= DATASET RECORDS =

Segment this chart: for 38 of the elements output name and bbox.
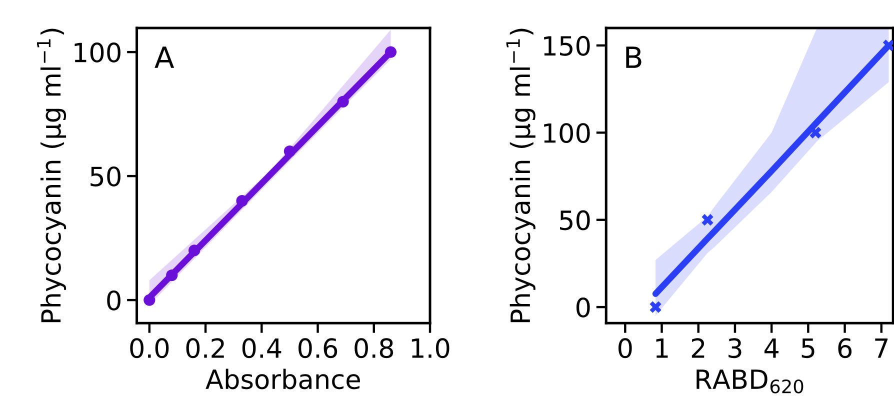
x-tick-label: 4 [764, 338, 778, 358]
x-tick-label: 0.0 [130, 338, 169, 358]
x-tick-label: 7 [875, 338, 888, 358]
x-axis-title: Absorbance [206, 368, 360, 390]
point [144, 294, 156, 306]
y-tick-label: 100 [544, 123, 590, 144]
x-tick-label: 2 [692, 338, 704, 358]
annotation: A [154, 46, 174, 68]
x-tick-label: 3 [728, 338, 742, 358]
point [702, 214, 714, 226]
y-tick-label: 0 [107, 290, 120, 310]
x-tick-label: 0.2 [186, 338, 224, 358]
y-tick-label: 0 [576, 298, 590, 318]
point [166, 269, 178, 282]
point [384, 46, 397, 58]
y-axis-title: Phycocyanin (μg ml$^{−1}$) [506, 28, 536, 322]
y-axis-title: Phycocyanin (μg ml$^{−1}$) [36, 28, 66, 322]
point [337, 96, 349, 108]
point [236, 195, 248, 207]
x-tick-label: 6 [838, 338, 852, 358]
y-tick-label: 50 [560, 210, 590, 230]
point [284, 145, 296, 158]
y-tick-label: 50 [90, 166, 120, 186]
x-axis-title: RABD$_{620}$ [696, 370, 804, 394]
x-tick-label: 0.4 [242, 338, 282, 358]
y-tick-label: 100 [74, 42, 120, 62]
x-tick-label: 0 [618, 338, 632, 358]
point [810, 126, 822, 138]
point [650, 301, 662, 313]
x-tick-label: 5 [802, 338, 814, 358]
point [882, 40, 894, 52]
x-tick-label: 0.6 [298, 338, 338, 358]
x-tick-label: 1 [656, 338, 668, 358]
annotation: B [626, 46, 642, 68]
y-tick-label: 150 [544, 36, 590, 56]
x-tick-label: 0.8 [354, 338, 394, 358]
point [188, 244, 200, 256]
x-tick-label: 1.0 [412, 338, 450, 358]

= SET TASK =
Please reproduce the records above word for word, leaving out the picture.

= ANSWER TO THE EXERCISE =
Segment this chart: for 38 of the elements output name and bbox.
x-tick-label: 4 [764, 338, 778, 358]
x-tick-label: 0.0 [130, 338, 169, 358]
x-tick-label: 7 [875, 338, 888, 358]
x-axis-title: Absorbance [206, 368, 360, 390]
point [144, 294, 156, 306]
y-tick-label: 100 [544, 123, 590, 144]
x-tick-label: 2 [692, 338, 704, 358]
annotation: A [154, 46, 174, 68]
x-tick-label: 3 [728, 338, 742, 358]
point [702, 214, 714, 226]
y-tick-label: 0 [107, 290, 120, 310]
x-tick-label: 0.2 [186, 338, 224, 358]
y-tick-label: 0 [576, 298, 590, 318]
point [166, 269, 178, 282]
point [384, 46, 397, 58]
y-axis-title: Phycocyanin (μg ml$^{−1}$) [506, 28, 536, 322]
y-axis-title: Phycocyanin (μg ml$^{−1}$) [36, 28, 66, 322]
point [337, 96, 349, 108]
point [236, 195, 248, 207]
x-tick-label: 6 [838, 338, 852, 358]
y-tick-label: 50 [560, 210, 590, 230]
point [284, 145, 296, 158]
y-tick-label: 50 [90, 166, 120, 186]
x-axis-title: RABD$_{620}$ [696, 370, 804, 394]
x-tick-label: 0.4 [242, 338, 282, 358]
y-tick-label: 100 [74, 42, 120, 62]
x-tick-label: 0 [618, 338, 632, 358]
point [810, 126, 822, 138]
point [650, 301, 662, 313]
x-tick-label: 5 [802, 338, 814, 358]
point [882, 40, 894, 52]
x-tick-label: 0.6 [298, 338, 338, 358]
x-tick-label: 1 [656, 338, 668, 358]
annotation: B [626, 46, 642, 68]
y-tick-label: 150 [544, 36, 590, 56]
x-tick-label: 0.8 [354, 338, 394, 358]
point [188, 244, 200, 256]
x-tick-label: 1.0 [412, 338, 450, 358]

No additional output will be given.